## REQUIREMENT:
In this exercise, reproduce all the entries that follow exactly.

## RECORDED DATA:
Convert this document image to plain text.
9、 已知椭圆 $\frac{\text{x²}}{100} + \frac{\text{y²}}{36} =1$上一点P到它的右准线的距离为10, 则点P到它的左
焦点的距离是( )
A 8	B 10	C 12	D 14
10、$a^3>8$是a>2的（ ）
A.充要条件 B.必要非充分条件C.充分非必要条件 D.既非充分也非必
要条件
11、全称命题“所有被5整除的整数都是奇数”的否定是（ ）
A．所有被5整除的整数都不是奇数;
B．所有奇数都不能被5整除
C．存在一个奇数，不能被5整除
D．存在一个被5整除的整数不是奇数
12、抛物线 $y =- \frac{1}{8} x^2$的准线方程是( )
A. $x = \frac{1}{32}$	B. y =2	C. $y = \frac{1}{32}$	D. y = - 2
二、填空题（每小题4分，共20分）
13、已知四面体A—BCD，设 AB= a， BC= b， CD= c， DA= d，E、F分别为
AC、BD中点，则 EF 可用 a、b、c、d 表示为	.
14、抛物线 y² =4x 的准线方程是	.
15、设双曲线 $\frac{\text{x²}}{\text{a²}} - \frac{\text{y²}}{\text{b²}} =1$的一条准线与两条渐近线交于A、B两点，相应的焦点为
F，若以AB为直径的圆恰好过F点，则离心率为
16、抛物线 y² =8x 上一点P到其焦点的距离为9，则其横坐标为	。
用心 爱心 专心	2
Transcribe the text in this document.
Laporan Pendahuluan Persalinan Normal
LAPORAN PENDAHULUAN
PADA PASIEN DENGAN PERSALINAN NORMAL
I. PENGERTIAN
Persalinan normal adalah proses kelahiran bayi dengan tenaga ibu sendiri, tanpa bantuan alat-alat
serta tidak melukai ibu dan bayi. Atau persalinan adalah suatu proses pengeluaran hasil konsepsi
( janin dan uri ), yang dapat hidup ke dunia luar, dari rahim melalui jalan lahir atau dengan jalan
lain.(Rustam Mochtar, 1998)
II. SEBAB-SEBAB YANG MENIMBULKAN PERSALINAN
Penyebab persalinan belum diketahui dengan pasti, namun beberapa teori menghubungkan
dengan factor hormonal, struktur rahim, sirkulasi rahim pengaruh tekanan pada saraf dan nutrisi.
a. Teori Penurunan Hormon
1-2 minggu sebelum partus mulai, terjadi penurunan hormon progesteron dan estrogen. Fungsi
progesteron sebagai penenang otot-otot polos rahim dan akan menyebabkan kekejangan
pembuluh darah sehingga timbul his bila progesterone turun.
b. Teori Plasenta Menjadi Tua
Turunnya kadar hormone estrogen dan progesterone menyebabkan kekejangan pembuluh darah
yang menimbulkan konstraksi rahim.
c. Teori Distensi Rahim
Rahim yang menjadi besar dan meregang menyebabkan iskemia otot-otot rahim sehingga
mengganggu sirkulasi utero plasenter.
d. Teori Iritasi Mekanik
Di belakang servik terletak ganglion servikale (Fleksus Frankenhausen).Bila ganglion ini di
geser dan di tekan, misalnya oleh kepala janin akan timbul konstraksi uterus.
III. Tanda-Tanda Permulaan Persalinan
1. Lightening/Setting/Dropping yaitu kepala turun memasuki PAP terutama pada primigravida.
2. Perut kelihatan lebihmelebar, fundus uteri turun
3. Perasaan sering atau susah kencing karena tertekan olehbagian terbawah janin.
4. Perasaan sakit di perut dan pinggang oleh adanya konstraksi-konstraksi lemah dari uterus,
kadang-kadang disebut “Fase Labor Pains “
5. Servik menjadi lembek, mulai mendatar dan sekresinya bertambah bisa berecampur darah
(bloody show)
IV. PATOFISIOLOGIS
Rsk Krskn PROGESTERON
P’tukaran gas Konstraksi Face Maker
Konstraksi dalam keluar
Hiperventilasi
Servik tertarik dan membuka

## RESPONSE FOR THIS EXERCISE:
Convert this document image to plain text.
9、 已知椭圆 $\frac{\text{x²}}{100} + \frac{\text{y²}}{36} =1$上一点P到它的右准线的距离为10, 则点P到它的左
焦点的距离是( )
A 8	B 10	C 12	D 14
10、$a^3>8$是a>2的（ ）
A.充要条件 B.必要非充分条件C.充分非必要条件 D.既非充分也非必
要条件
11、全称命题“所有被5整除的整数都是奇数”的否定是（ ）
A．所有被5整除的整数都不是奇数;
B．所有奇数都不能被5整除
C．存在一个奇数，不能被5整除
D．存在一个被5整除的整数不是奇数
12、抛物线 $y =- \frac{1}{8} x^2$的准线方程是( )
A. $x = \frac{1}{32}$	B. y =2	C. $y = \frac{1}{32}$	D. y = - 2
二、填空题（每小题4分，共20分）
13、已知四面体A—BCD，设 AB= a， BC= b， CD= c， DA= d，E、F分别为
AC、BD中点，则 EF 可用 a、b、c、d 表示为	.
14、抛物线 y² =4x 的准线方程是	.
15、设双曲线 $\frac{\text{x²}}{\text{a²}} - \frac{\text{y²}}{\text{b²}} =1$的一条准线与两条渐近线交于A、B两点，相应的焦点为
F，若以AB为直径的圆恰好过F点，则离心率为
16、抛物线 y² =8x 上一点P到其焦点的距离为9，则其横坐标为	。
用心 爱心 专心	2
Transcribe the text in this document.
Laporan Pendahuluan Persalinan Normal
LAPORAN PENDAHULUAN
PADA PASIEN DENGAN PERSALINAN NORMAL
I. PENGERTIAN
Persalinan normal adalah proses kelahiran bayi dengan tenaga ibu sendiri, tanpa bantuan alat-alat
serta tidak melukai ibu dan bayi. Atau persalinan adalah suatu proses pengeluaran hasil konsepsi
( janin dan uri ), yang dapat hidup ke dunia luar, dari rahim melalui jalan lahir atau dengan jalan
lain.(Rustam Mochtar, 1998)
II. SEBAB-SEBAB YANG MENIMBULKAN PERSALINAN
Penyebab persalinan belum diketahui dengan pasti, namun beberapa teori menghubungkan
dengan factor hormonal, struktur rahim, sirkulasi rahim pengaruh tekanan pada saraf dan nutrisi.
a. Teori Penurunan Hormon
1-2 minggu sebelum partus mulai, terjadi penurunan hormon progesteron dan estrogen. Fungsi
progesteron sebagai penenang otot-otot polos rahim dan akan menyebabkan kekejangan
pembuluh darah sehingga timbul his bila progesterone turun.
b. Teori Plasenta Menjadi Tua
Turunnya kadar hormone estrogen dan progesterone menyebabkan kekejangan pembuluh darah
yang menimbulkan konstraksi rahim.
c. Teori Distensi Rahim
Rahim yang menjadi besar dan meregang menyebabkan iskemia otot-otot rahim sehingga
mengganggu sirkulasi utero plasenter.
d. Teori Iritasi Mekanik
Di belakang servik terletak ganglion servikale (Fleksus Frankenhausen).Bila ganglion ini di
geser dan di tekan, misalnya oleh kepala janin akan timbul konstraksi uterus.
III. Tanda-Tanda Permulaan Persalinan
1. Lightening/Setting/Dropping yaitu kepala turun memasuki PAP terutama pada primigravida.
2. Perut kelihatan lebihmelebar, fundus uteri turun
3. Perasaan sering atau susah kencing karena tertekan olehbagian terbawah janin.
4. Perasaan sakit di perut dan pinggang oleh adanya konstraksi-konstraksi lemah dari uterus,
kadang-kadang disebut “Fase Labor Pains “
5. Servik menjadi lembek, mulai mendatar dan sekresinya bertambah bisa berecampur darah
(bloody show)
IV. PATOFISIOLOGIS
Rsk Krskn PROGESTERON
P’tukaran gas Konstraksi Face Maker
Konstraksi dalam keluar
Hiperventilasi
Servik tertarik dan membuka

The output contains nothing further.